* _WHAT TO PRODUCE_:
Write out the lines between the ones holding "language-ring [1213, 1336, 1335, 1458]" and "office-chair-icon [45, 554, 81, 590]", inclusive, swapping "language-name" for "language-label" and leaving everything else untouched.

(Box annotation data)
START
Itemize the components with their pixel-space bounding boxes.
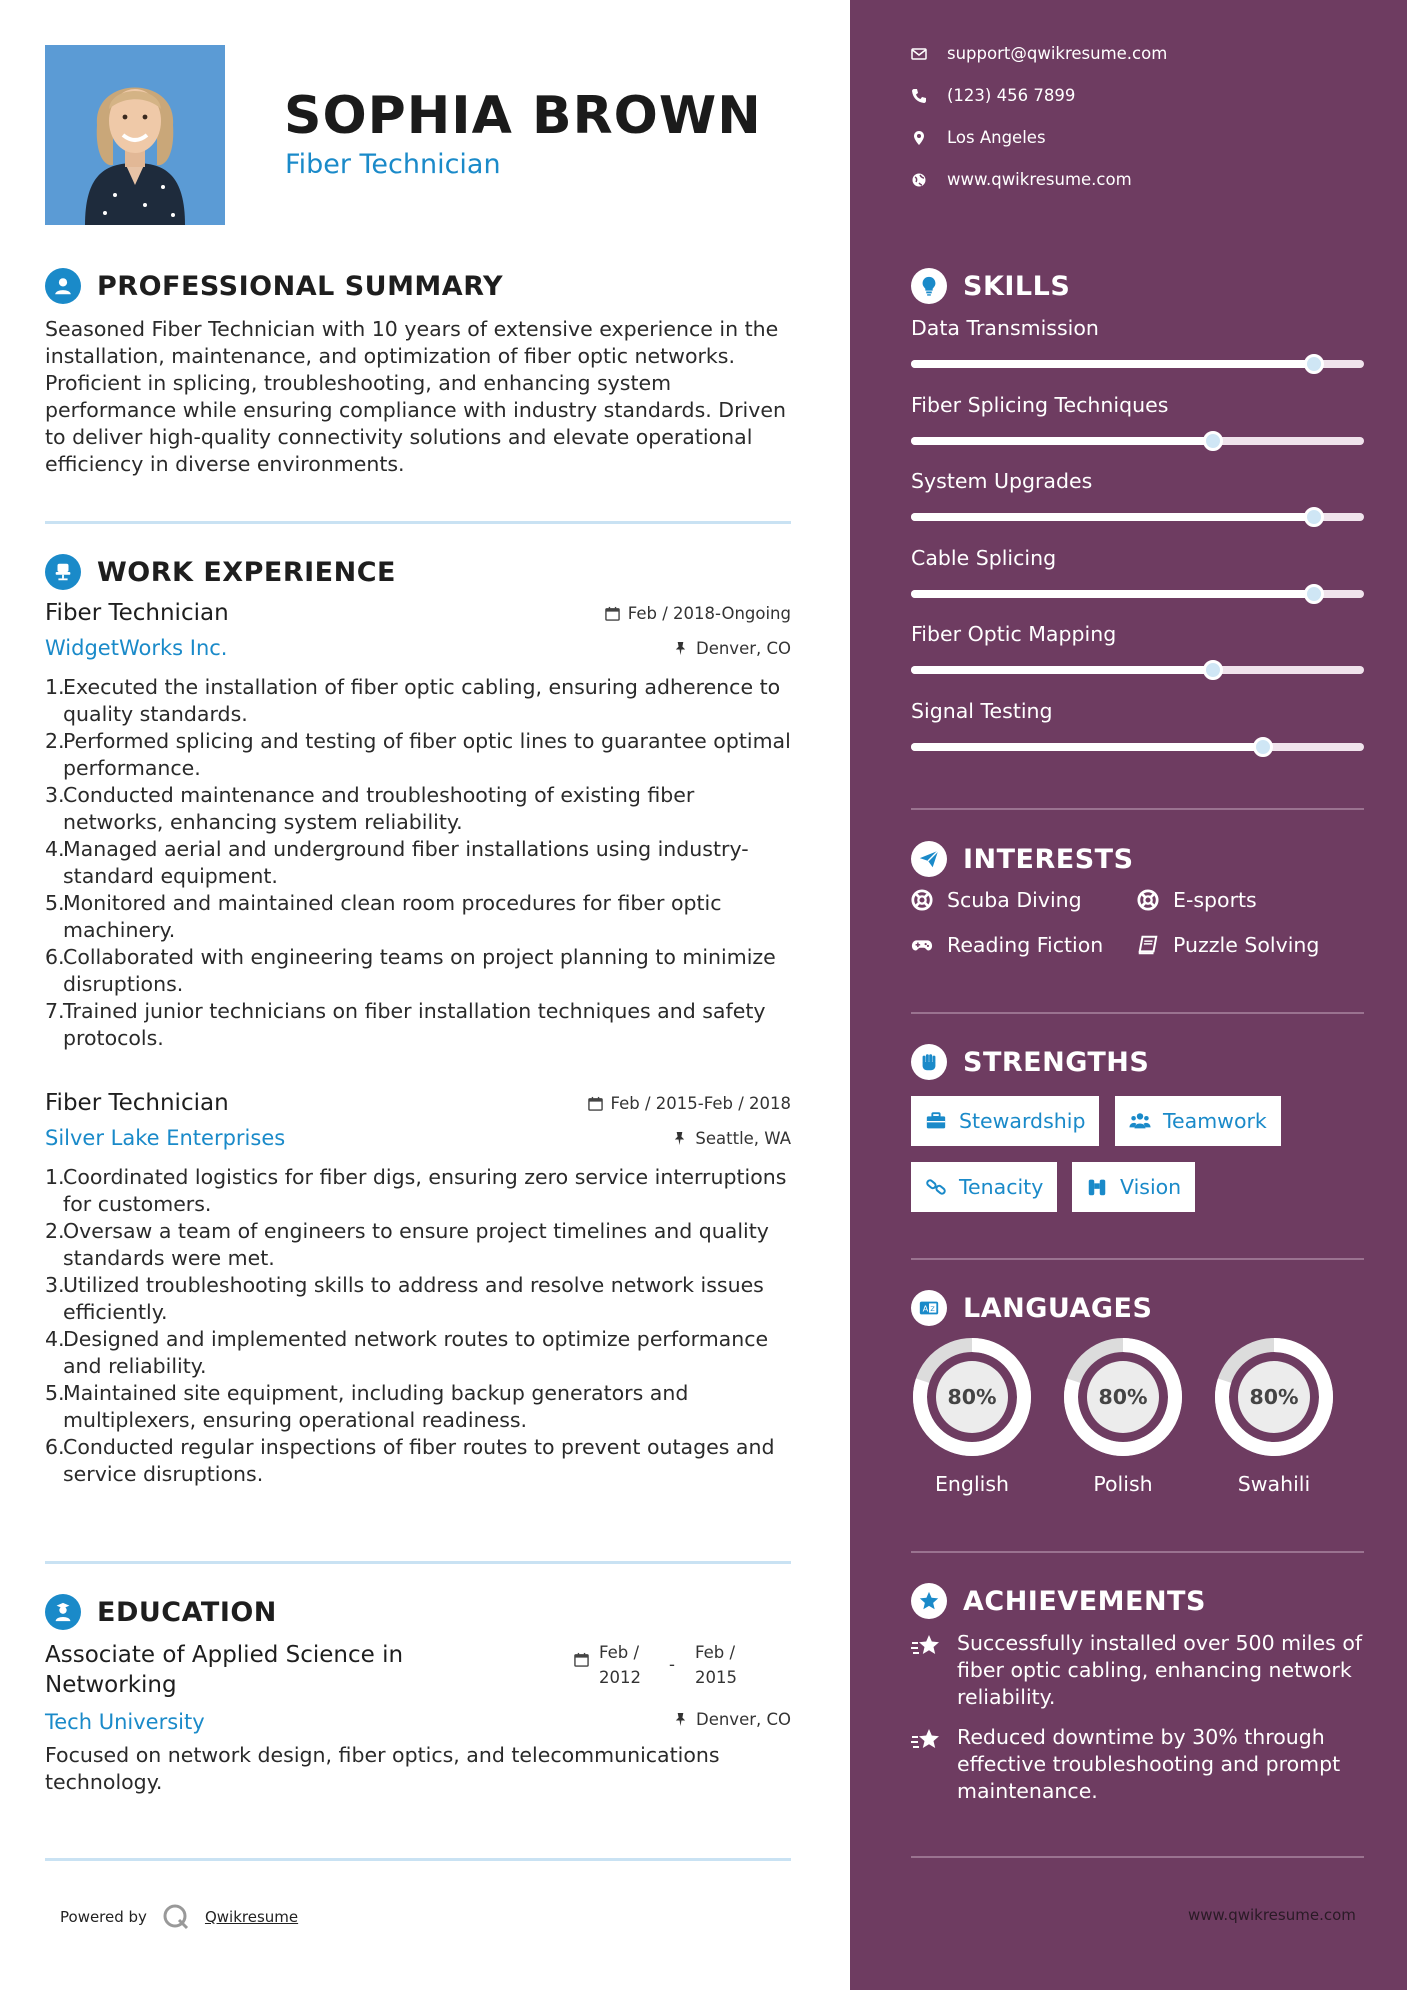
language-ring [1213, 1336, 1335, 1458]
pin-icon [673, 641, 688, 656]
profile-photo [45, 45, 225, 225]
skill-bar-fill [911, 513, 1314, 521]
language-name: English [934, 1472, 1010, 1496]
office-chair-icon [45, 554, 81, 590]
education-description: Focused on network design, fiber optics, and telecommunications technology. [45, 1743, 720, 1794]
skill-bar-knob [1304, 354, 1324, 374]
lifebuoy-icon [1137, 889, 1159, 911]
skill-name: Signal Testing [911, 698, 1053, 723]
gamepad-icon [911, 934, 933, 956]
skill-bar-fill [911, 360, 1314, 368]
calendar-icon [605, 606, 620, 621]
map-marker-icon [911, 130, 927, 146]
qwikresume-link[interactable]: Qwikresume [204, 1908, 299, 1926]
divider [911, 1551, 1364, 1553]
binoculars-icon [1086, 1176, 1108, 1198]
candidate-title: Fiber Technician [285, 149, 501, 180]
achievements-heading-text: ACHIEVEMENTS [963, 1585, 1206, 1617]
job-entry [45, 600, 791, 1052]
skill-item [911, 622, 1364, 674]
user-icon [45, 268, 81, 304]
language-item [1213, 1336, 1335, 1496]
language-name: Swahili [1237, 1472, 1311, 1496]
language-name: Polish [1093, 1472, 1153, 1496]
education-start: Feb / 2012 [599, 1643, 642, 1687]
experience-heading [45, 554, 396, 590]
job-title: Fiber Technician [45, 600, 229, 626]
skill-bar [911, 360, 1364, 368]
interest-item: Puzzle Solving [1137, 933, 1319, 957]
degree: Associate of Applied Science in Networking [45, 1642, 404, 1698]
strengths-heading-text: STRENGTHS [963, 1046, 1150, 1078]
calendar-icon [574, 1652, 589, 1667]
skill-bar [911, 437, 1364, 445]
skill-name: Fiber Splicing Techniques [911, 392, 1169, 417]
globe-icon [911, 172, 927, 188]
skill-bar-knob [1304, 584, 1324, 604]
strength-tag: Stewardship [911, 1096, 1099, 1146]
lightbulb-icon [911, 268, 947, 304]
language-percent: 80% [1098, 1385, 1148, 1409]
phone-icon [911, 88, 927, 104]
list-item: Oversaw a team of engineers to ensure project timelines and quality standards were met. [63, 1219, 769, 1270]
contact-website[interactable]: www.qwikresume.com [911, 170, 1132, 189]
skill-name: Cable Splicing [911, 545, 1057, 570]
interests-heading-text: INTERESTS [963, 843, 1134, 875]
language-percent: 80% [947, 1385, 997, 1409]
shooting-star-icon [911, 1630, 943, 1662]
job-dates: Feb / 2018-Ongoing [605, 604, 791, 623]
summary-text: Seasoned Fiber Technician with 10 years of extensive experience in the installation, maintenance, and optimization of fiber optic networks. Proficient in splicing, troubleshooting, and enhancing system performance while ensuring compliance with industry standards. Driven to deliver high-quality connectivity solutions and elevate operational efficiency in diverse environments. [45, 317, 786, 476]
skill-name: Data Transmission [911, 316, 1099, 340]
job-dates: Feb / 2015-Feb / 2018 [588, 1094, 791, 1113]
skill-bar [911, 590, 1364, 598]
interest-item: Scuba Diving [911, 888, 1082, 912]
strengths-heading [911, 1044, 1149, 1080]
fist-icon [911, 1044, 947, 1080]
contact-email[interactable]: support@qwikresume.com [911, 44, 1167, 63]
skill-bar-fill [911, 590, 1314, 598]
divider [45, 521, 791, 524]
skill-bar [911, 513, 1364, 521]
skill-item [911, 316, 1364, 368]
pin-icon [673, 1712, 688, 1727]
education-dates [574, 1640, 755, 1690]
list-item: Maintained site equipment, including backup generators and multiplexers, ensuring operational readiness. [63, 1381, 689, 1432]
paper-plane-icon [911, 841, 947, 877]
envelope-icon [911, 46, 927, 62]
list-item: Coordinated logistics for fiber digs, ensuring zero service interruptions for customers. [63, 1165, 787, 1216]
translate-icon [911, 1290, 947, 1326]
skill-name: Fiber Optic Mapping [911, 622, 1117, 646]
achievement-item: Reduced downtime by 30% through effective troubleshooting and prompt maintenance. [911, 1724, 1371, 1805]
skill-item [911, 469, 1364, 521]
interests-heading [911, 841, 1134, 877]
divider [911, 1856, 1364, 1858]
job-location: Seattle, WA [672, 1129, 791, 1148]
job-company: Silver Lake Enterprises [45, 1126, 286, 1150]
interest-item: E-sports [1137, 888, 1257, 912]
lifebuoy-icon [911, 889, 933, 911]
skill-item [911, 546, 1364, 598]
skills-heading-text: SKILLS [963, 270, 1071, 302]
users-icon [1129, 1110, 1151, 1132]
calendar-icon [588, 1096, 603, 1111]
pin-icon [672, 1131, 687, 1146]
achievement-item: Successfully installed over 500 miles of fiber optic cabling, enhancing network reliability. [911, 1630, 1371, 1711]
list-item: Conducted regular inspections of fiber routes to prevent outages and service disruptions. [63, 1435, 775, 1486]
list-item: Collaborated with engineering teams on project planning to minimize disruptions. [63, 945, 776, 996]
experience-heading-text: WORK EXPERIENCE [97, 556, 396, 588]
divider [911, 1258, 1364, 1260]
skill-bar [911, 743, 1364, 751]
language-item [1062, 1336, 1184, 1496]
skill-bar-fill [911, 437, 1213, 445]
languages-heading-text: LANGUAGES [963, 1292, 1153, 1324]
star-icon [911, 1583, 947, 1619]
languages-heading [911, 1290, 1152, 1326]
list-item: Utilized troubleshooting skills to address and resolve network issues efficiently. [63, 1273, 764, 1324]
qwikresume-logo-icon [161, 1902, 191, 1932]
strength-tag: Tenacity [911, 1162, 1057, 1212]
skill-bar [911, 666, 1364, 674]
skill-bar-knob [1203, 431, 1223, 451]
candidate-name: SOPHIA BROWN [284, 86, 762, 146]
language-percent: 80% [1249, 1385, 1299, 1409]
strength-tag: Vision [1072, 1162, 1195, 1212]
education-location: Denver, CO [673, 1710, 791, 1729]
contact-phone[interactable]: (123) 456 7899 [911, 86, 1075, 105]
language-ring [1062, 1336, 1184, 1458]
summary-heading [45, 268, 503, 304]
job-company: WidgetWorks Inc. [45, 636, 228, 660]
divider [45, 1858, 791, 1861]
education-entry [45, 1640, 791, 1796]
language-ring [911, 1336, 1033, 1458]
date-separator: - [669, 1655, 675, 1674]
job-bullets [45, 674, 791, 1052]
education-heading [45, 1594, 277, 1630]
skill-bar-knob [1203, 660, 1223, 680]
strength-tag: Teamwork [1115, 1096, 1281, 1146]
skill-item [911, 699, 1364, 751]
list-item: Monitored and maintained clean room procedures for fiber optic machinery. [63, 891, 722, 942]
skill-bar-knob [1304, 507, 1324, 527]
education-heading-text: EDUCATION [97, 1596, 277, 1628]
list-item: Performed splicing and testing of fiber optic lines to guarantee optimal performance. [63, 729, 791, 780]
svg-text:Z: Z [930, 1305, 935, 1314]
job-entry [45, 1090, 791, 1488]
skill-name: System Upgrades [911, 469, 1093, 493]
job-bullets [45, 1164, 791, 1488]
shooting-star-icon [911, 1724, 943, 1756]
list-item: Managed aerial and underground fiber installations using industry-standard equipment. [63, 837, 749, 888]
powered-by: Powered by Qwikresume [60, 1902, 298, 1932]
summary-heading-text: PROFESSIONAL SUMMARY [97, 270, 504, 302]
divider [45, 1561, 791, 1564]
interest-item: Reading Fiction [911, 933, 1103, 957]
footer-url[interactable]: www.qwikresume.com [1188, 1906, 1356, 1924]
skill-bar-knob [1253, 737, 1273, 757]
graduate-icon [45, 1594, 81, 1630]
achievements-heading [911, 1583, 1206, 1619]
divider [911, 808, 1364, 810]
list-item: Designed and implemented network routes to optimize performance and reliability. [63, 1327, 769, 1378]
job-location: Denver, CO [673, 639, 791, 658]
divider [911, 1012, 1364, 1014]
sidebar [850, 0, 1407, 1990]
svg-text:A: A [922, 1303, 929, 1314]
school-name: Tech University [45, 1710, 205, 1734]
book-icon [1137, 934, 1159, 956]
list-item: Executed the installation of fiber optic cabling, ensuring adherence to quality standards. [63, 675, 781, 726]
skill-bar-fill [911, 666, 1213, 674]
skill-item [911, 393, 1364, 445]
job-title: Fiber Technician [45, 1090, 229, 1116]
list-item: Trained junior technicians on fiber installation techniques and safety protocols. [63, 999, 766, 1050]
language-item [911, 1336, 1033, 1496]
skill-bar-fill [911, 743, 1263, 751]
contact-location: Los Angeles [911, 128, 1046, 147]
education-end: Feb / 2015 [695, 1643, 737, 1687]
briefcase-icon [925, 1110, 947, 1132]
list-item: Conducted maintenance and troubleshooting of existing fiber networks, enhancing system reliability. [63, 783, 695, 834]
skills-heading [911, 268, 1070, 304]
link-icon [925, 1176, 947, 1198]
END
* _RESPONSE_:
language-ring [1213, 1336, 1335, 1458]
pin-icon [673, 641, 688, 656]
profile-photo [45, 45, 225, 225]
skill-bar-fill [911, 513, 1314, 521]
language-label: English [934, 1472, 1010, 1496]
office-chair-icon [45, 554, 81, 590]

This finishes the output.